*Exercise details*. The listing below must be repeated word for word, with its images excluded.

*Records for the task*.
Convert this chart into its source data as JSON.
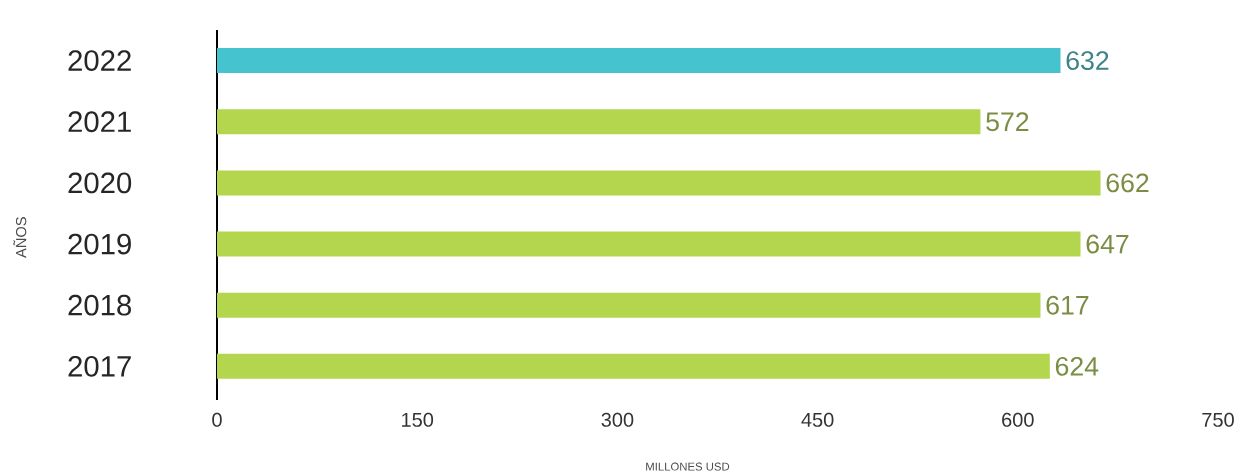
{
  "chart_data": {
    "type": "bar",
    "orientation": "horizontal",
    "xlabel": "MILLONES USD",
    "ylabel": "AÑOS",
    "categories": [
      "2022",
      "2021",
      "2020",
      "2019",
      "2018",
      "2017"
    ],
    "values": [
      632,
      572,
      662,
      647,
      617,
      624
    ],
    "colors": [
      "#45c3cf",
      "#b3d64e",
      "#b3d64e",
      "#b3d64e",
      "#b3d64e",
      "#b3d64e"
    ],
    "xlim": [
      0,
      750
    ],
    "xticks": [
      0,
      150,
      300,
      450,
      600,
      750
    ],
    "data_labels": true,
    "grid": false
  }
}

*Exercise result*.
Convert this chart into its source data as JSON.
{
  "chart_data": {
    "type": "bar",
    "orientation": "horizontal",
    "xlabel": "MILLONES USD",
    "ylabel": "AÑOS",
    "categories": [
      "2022",
      "2021",
      "2020",
      "2019",
      "2018",
      "2017"
    ],
    "values": [
      632,
      572,
      662,
      647,
      617,
      624
    ],
    "colors": [
      "#45c3cf",
      "#b3d64e",
      "#b3d64e",
      "#b3d64e",
      "#b3d64e",
      "#b3d64e"
    ],
    "xlim": [
      0,
      750
    ],
    "xticks": [
      0,
      150,
      300,
      450,
      600,
      750
    ],
    "data_labels": true,
    "grid": false
  }
}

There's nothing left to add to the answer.